EXTRAIT DE PAGE =>
>>

Hier soir, 13 jours après que le Sénat puis l’Assemblée nationale ont adopté la loi Macron-Darmanin-Ciotti-Le Pen sur l’immigration, Macron s’est livré à son habituel étalage d’autosatisfaction, hors sol, drapé dans le tricolore pour se vanter « du réarmement » de la nation, appeler à une unité nationale dont il se voudrait le chef. Il entend poursuivre et accentuer l’offensive contre les classes populaires en manœuvrant entre les forces du bloc réactionnaire nationaliste majoritaire à l’Assemblée nationale qui s’est regroupé autour de la loi xénophobe qui se revendique de la « préférence nationale », cheval de bataille de Marine Le Pen et du RN. Au-delà des convulsions internes qui ont secoué les différents partis dont la majorité, ce tournant était inscrit dans l’évolution réactionnaire du microcosme politicien parlementaire sous la pression de l’exacerbation des tensions sociales et internationales engendrées par la politique des classes dominantes, les guerres.
Cette offensive xénophobe est le complément de l’offensive militariste et guerrière dont le génocide du peuple palestinien par l’armée israélienne est l’aboutissement. On ne sait si le plus abject est le massacre méthodique d’une population ou le silence complice des dirigeants des puissances occidentales et de leurs amis.
Après la guerre par procuration d’Ukraine menée par les USA et l’Otan contre les ambitions grand-russes de Poutine, la guerre génocidaire d’Israël contre le peuple palestinien, alors que les USA ont formé une coalition internationale contre les Houthis au Yémen avec en ligne de mire l’Iran, renforce le camp du nationalisme et du militarisme en invoquant la défense de l’Occident, en réalité la défense des intérêts des vieilles et anciennes puissances coloniales et impérialistes.
Au nom de l’amalgame entre antisionisme et antisémitisme ce bloc réactionnaire associant à sa propagande des fractions de la gauche parlementaire déploie une politique répressive contre le soutien et la solidarité aux victimes du génocide, combinée à une police des esprits et une censure contre toute politique de solidarité internationale matraquée par les préjugés racistes, xénophobes et militaristes invoquant leur « Guerre de civilisation », affabulation idéologique qui désigne en fait la guerre des grandes puissances occidentales pour maintenir leur hégémonie contre le reste du monde.
Une victoire parlementaire des forces réactionnaires qui appelle une réponse politique de tous les prolétaires
L’adoption par l’Assemblée de la loi immigration a été saluée comme une « victoire idéologique » du RN par Le Pen. Préférence nationale en matière de prestations sociales, notamment les allocations familiales et les aides au logement, remise en cause du droit du sol, extension de la déchéance de nationalité, caution pour les étudiants étrangers : le texte a été dicté par la droite et l’extrême droite.

<<

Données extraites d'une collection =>
>>

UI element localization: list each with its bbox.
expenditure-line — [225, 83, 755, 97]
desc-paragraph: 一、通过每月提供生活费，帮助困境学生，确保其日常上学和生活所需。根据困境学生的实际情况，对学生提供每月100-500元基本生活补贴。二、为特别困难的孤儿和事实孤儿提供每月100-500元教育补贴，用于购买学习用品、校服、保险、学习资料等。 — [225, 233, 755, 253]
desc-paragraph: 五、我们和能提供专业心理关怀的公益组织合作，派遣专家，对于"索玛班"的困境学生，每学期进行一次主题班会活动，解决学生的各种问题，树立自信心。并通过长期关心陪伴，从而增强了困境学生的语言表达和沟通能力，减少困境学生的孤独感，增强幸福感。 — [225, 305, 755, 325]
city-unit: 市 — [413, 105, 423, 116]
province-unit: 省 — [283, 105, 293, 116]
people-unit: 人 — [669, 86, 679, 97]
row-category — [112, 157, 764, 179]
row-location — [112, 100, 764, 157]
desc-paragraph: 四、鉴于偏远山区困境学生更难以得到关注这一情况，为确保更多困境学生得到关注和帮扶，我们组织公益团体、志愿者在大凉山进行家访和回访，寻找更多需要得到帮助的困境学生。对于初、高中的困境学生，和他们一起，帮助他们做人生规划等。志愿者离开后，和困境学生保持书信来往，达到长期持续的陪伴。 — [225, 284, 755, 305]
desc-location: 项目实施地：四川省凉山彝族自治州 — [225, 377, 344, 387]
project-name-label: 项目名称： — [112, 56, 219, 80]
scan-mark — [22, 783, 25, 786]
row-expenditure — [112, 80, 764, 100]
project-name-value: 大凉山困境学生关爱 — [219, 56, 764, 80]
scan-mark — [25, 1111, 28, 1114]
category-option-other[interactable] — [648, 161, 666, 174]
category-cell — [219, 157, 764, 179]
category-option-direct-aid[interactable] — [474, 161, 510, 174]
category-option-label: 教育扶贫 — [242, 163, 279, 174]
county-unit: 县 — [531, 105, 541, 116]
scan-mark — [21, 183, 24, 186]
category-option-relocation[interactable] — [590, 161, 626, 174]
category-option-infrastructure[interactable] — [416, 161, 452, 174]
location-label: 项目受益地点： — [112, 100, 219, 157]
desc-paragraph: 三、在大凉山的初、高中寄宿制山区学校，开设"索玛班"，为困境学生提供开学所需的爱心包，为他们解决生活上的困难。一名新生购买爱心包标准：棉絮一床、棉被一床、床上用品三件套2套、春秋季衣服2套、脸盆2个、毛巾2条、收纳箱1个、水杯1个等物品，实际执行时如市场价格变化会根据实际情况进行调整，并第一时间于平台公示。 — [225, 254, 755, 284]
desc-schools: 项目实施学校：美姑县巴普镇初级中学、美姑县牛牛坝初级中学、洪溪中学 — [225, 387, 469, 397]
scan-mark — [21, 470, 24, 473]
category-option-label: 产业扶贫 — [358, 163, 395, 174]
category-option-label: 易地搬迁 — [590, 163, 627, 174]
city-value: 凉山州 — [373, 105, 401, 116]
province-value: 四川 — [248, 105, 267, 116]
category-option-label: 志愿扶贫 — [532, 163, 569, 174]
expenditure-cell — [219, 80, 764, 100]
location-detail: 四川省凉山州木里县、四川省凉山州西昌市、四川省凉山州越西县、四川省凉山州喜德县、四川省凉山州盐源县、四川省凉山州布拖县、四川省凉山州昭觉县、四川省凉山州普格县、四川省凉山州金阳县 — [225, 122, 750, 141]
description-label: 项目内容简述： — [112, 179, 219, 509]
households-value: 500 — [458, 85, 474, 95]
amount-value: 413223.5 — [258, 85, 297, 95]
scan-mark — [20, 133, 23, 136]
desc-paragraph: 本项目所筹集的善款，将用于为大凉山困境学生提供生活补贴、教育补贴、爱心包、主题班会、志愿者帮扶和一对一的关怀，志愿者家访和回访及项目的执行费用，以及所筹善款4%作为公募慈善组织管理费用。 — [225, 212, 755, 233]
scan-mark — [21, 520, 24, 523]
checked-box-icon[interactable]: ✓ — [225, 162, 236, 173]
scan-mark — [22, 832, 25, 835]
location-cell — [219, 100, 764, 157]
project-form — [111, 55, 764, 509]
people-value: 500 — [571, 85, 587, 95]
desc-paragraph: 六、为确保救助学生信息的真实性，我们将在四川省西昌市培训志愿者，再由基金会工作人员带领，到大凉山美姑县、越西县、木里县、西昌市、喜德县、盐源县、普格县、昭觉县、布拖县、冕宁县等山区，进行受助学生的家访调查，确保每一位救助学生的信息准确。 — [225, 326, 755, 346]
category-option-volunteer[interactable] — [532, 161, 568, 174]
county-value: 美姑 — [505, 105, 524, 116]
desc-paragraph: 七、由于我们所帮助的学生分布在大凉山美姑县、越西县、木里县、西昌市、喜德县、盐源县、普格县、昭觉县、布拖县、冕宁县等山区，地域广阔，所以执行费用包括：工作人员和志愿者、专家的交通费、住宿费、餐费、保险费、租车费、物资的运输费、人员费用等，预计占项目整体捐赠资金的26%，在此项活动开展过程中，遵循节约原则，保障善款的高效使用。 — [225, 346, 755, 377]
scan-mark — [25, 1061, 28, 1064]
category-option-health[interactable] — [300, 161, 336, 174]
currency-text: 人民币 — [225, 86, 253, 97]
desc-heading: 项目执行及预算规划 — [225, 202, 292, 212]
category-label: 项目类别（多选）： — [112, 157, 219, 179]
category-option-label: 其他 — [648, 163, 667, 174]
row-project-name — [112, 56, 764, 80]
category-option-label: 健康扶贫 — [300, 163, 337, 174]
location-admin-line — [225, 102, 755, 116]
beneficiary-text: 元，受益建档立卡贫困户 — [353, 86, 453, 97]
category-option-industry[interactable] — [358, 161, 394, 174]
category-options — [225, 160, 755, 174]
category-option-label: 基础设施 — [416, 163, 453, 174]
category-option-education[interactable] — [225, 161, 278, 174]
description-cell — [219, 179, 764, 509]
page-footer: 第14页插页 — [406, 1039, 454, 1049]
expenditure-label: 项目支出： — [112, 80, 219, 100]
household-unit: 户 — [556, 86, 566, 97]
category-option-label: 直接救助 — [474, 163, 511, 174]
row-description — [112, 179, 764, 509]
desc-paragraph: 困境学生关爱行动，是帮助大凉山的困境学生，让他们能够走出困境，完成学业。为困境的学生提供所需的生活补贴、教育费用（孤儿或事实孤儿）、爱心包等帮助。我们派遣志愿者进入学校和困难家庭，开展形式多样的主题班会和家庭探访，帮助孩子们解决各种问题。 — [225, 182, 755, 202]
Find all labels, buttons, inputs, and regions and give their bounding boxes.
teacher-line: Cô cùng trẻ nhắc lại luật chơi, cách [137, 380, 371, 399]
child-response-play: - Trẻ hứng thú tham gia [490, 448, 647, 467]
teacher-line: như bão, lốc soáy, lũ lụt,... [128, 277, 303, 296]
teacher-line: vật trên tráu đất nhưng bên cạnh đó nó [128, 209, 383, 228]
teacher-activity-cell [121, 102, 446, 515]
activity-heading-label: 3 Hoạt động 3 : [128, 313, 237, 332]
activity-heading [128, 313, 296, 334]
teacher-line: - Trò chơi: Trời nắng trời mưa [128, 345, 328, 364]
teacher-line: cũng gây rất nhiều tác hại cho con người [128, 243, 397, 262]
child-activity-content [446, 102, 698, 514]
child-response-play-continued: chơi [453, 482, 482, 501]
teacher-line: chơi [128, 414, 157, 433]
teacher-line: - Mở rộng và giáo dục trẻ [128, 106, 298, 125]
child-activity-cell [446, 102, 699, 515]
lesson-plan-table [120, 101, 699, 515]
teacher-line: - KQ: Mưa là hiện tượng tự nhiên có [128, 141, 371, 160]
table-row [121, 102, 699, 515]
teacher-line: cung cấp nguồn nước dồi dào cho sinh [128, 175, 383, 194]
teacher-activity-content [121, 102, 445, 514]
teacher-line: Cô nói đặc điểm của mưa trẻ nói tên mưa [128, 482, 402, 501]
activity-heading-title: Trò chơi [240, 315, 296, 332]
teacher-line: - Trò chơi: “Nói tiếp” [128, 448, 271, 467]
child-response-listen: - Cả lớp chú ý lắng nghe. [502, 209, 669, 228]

<<

VOTRE TÂCHE => Recopiez fidèlement le passage de l'article sur la loi immigration allant de « Cette offensive xénophobe » à « de leurs amis. ». Le matériel ne joue ici aucun rôle.

SOLUTION =>
Cette offensive xénophobe est le complément de l’offensive militariste et guerrière dont le génocide du peuple palestinien par l’armée israélienne est l’aboutissement. On ne sait si le plus abject est le massacre méthodique d’une population ou le silence complice des dirigeants des puissances occidentales et de leurs amis.